▸ What is being asked
Will you write out every item below, keeping each line unchanged?
## BEGIN Data shown
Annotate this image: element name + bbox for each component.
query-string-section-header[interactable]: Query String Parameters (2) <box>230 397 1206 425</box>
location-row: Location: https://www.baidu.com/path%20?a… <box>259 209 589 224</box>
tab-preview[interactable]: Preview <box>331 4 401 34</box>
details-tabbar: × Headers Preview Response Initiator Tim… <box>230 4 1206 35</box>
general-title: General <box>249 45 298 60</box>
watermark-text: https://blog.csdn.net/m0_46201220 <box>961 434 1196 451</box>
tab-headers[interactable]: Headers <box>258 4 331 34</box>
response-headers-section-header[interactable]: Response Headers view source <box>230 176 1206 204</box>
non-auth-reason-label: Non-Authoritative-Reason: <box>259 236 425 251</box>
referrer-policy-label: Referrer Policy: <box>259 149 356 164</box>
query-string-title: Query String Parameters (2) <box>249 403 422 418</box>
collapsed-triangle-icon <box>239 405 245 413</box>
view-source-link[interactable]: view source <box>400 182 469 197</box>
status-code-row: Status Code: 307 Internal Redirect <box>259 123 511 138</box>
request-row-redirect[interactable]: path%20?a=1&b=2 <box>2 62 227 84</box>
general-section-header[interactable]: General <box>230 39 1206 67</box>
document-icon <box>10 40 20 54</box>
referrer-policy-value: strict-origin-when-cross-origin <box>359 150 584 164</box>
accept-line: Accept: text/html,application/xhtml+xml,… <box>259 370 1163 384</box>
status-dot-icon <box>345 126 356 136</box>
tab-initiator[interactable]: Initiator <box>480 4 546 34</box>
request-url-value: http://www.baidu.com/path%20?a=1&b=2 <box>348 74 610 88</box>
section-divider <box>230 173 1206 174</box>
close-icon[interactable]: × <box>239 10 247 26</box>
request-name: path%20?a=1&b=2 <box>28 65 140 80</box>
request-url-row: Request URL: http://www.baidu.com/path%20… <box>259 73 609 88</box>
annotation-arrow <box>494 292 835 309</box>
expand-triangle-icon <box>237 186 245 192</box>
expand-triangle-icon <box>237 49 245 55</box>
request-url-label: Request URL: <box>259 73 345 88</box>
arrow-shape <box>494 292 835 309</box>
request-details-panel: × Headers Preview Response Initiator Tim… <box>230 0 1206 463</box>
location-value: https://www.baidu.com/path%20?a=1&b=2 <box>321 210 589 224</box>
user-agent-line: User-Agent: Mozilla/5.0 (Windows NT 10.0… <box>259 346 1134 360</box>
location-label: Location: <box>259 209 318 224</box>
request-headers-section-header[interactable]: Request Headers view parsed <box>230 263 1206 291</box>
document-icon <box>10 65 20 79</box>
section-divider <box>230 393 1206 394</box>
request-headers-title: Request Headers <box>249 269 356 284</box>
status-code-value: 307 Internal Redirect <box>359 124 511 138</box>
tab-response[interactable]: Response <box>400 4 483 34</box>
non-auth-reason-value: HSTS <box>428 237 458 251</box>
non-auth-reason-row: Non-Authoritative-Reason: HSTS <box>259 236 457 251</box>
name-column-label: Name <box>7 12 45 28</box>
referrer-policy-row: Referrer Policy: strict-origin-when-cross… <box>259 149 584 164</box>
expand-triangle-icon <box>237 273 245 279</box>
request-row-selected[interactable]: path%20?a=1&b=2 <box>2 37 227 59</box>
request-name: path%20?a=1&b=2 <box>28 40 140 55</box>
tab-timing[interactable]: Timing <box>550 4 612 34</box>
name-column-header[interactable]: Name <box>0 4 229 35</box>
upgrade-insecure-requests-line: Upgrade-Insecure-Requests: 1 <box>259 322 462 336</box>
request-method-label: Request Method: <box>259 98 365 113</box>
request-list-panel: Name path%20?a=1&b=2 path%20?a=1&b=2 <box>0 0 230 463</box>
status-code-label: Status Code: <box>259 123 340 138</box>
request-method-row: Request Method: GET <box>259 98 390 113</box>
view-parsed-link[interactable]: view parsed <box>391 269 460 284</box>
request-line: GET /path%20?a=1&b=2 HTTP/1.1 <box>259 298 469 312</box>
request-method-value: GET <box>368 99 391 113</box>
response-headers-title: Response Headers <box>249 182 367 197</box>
## END Data shown
▸ Complete answer
Annotate this image: element name + bbox for each component.
query-string-section-header[interactable]: Query String Parameters (2) <box>230 397 1206 425</box>
location-row: Location: https://www.baidu.com/path%20?a… <box>259 209 589 224</box>
tab-preview[interactable]: Preview <box>331 4 401 34</box>
details-tabbar: × Headers Preview Response Initiator Tim… <box>230 4 1206 35</box>
general-title: General <box>249 45 298 60</box>
watermark-text: https://blog.csdn.net/m0_46201220 <box>961 434 1196 451</box>
tab-headers[interactable]: Headers <box>258 4 331 34</box>
response-headers-section-header[interactable]: Response Headers view source <box>230 176 1206 204</box>
non-auth-reason-label: Non-Authoritative-Reason: <box>259 236 425 251</box>
referrer-policy-label: Referrer Policy: <box>259 149 356 164</box>
query-string-title: Query String Parameters (2) <box>249 403 422 418</box>
collapsed-triangle-icon <box>239 405 245 413</box>
view-source-link[interactable]: view source <box>400 182 469 197</box>
status-code-row: Status Code: 307 Internal Redirect <box>259 123 511 138</box>
request-row-redirect[interactable]: path%20?a=1&b=2 <box>2 62 227 84</box>
general-section-header[interactable]: General <box>230 39 1206 67</box>
document-icon <box>10 40 20 54</box>
referrer-policy-value: strict-origin-when-cross-origin <box>359 150 584 164</box>
accept-line: Accept: text/html,application/xhtml+xml,… <box>259 370 1163 384</box>
status-dot-icon <box>345 126 356 136</box>
tab-initiator[interactable]: Initiator <box>480 4 546 34</box>
request-url-value: http://www.baidu.com/path%20?a=1&b=2 <box>348 74 610 88</box>
section-divider <box>230 173 1206 174</box>
close-icon[interactable]: × <box>239 10 247 26</box>
request-name: path%20?a=1&b=2 <box>28 65 140 80</box>
request-url-row: Request URL: http://www.baidu.com/path%20… <box>259 73 609 88</box>
annotation-arrow <box>494 292 835 309</box>
expand-triangle-icon <box>237 186 245 192</box>
expand-triangle-icon <box>237 49 245 55</box>
request-url-label: Request URL: <box>259 73 345 88</box>
arrow-shape <box>494 292 835 309</box>
request-details-panel: × Headers Preview Response Initiator Tim… <box>230 0 1206 463</box>
location-value: https://www.baidu.com/path%20?a=1&b=2 <box>321 210 589 224</box>
user-agent-line: User-Agent: Mozilla/5.0 (Windows NT 10.0… <box>259 346 1134 360</box>
location-label: Location: <box>259 209 318 224</box>
request-headers-section-header[interactable]: Request Headers view parsed <box>230 263 1206 291</box>
document-icon <box>10 65 20 79</box>
section-divider <box>230 393 1206 394</box>
request-headers-title: Request Headers <box>249 269 356 284</box>
status-code-value: 307 Internal Redirect <box>359 124 511 138</box>
tab-response[interactable]: Response <box>400 4 483 34</box>
non-auth-reason-value: HSTS <box>428 237 458 251</box>
non-auth-reason-row: Non-Authoritative-Reason: HSTS <box>259 236 457 251</box>
name-column-label: Name <box>7 12 45 28</box>
referrer-policy-row: Referrer Policy: strict-origin-when-cross… <box>259 149 584 164</box>
expand-triangle-icon <box>237 273 245 279</box>
request-row-selected[interactable]: path%20?a=1&b=2 <box>2 37 227 59</box>
request-name: path%20?a=1&b=2 <box>28 40 140 55</box>
tab-timing[interactable]: Timing <box>550 4 612 34</box>
name-column-header[interactable]: Name <box>0 4 229 35</box>
upgrade-insecure-requests-line: Upgrade-Insecure-Requests: 1 <box>259 322 462 336</box>
request-method-label: Request Method: <box>259 98 365 113</box>
request-list-panel: Name path%20?a=1&b=2 path%20?a=1&b=2 <box>0 0 230 463</box>
status-code-label: Status Code: <box>259 123 340 138</box>
request-method-row: Request Method: GET <box>259 98 390 113</box>
view-parsed-link[interactable]: view parsed <box>391 269 460 284</box>
request-line: GET /path%20?a=1&b=2 HTTP/1.1 <box>259 298 469 312</box>
request-method-value: GET <box>368 99 391 113</box>
response-headers-title: Response Headers <box>249 182 367 197</box>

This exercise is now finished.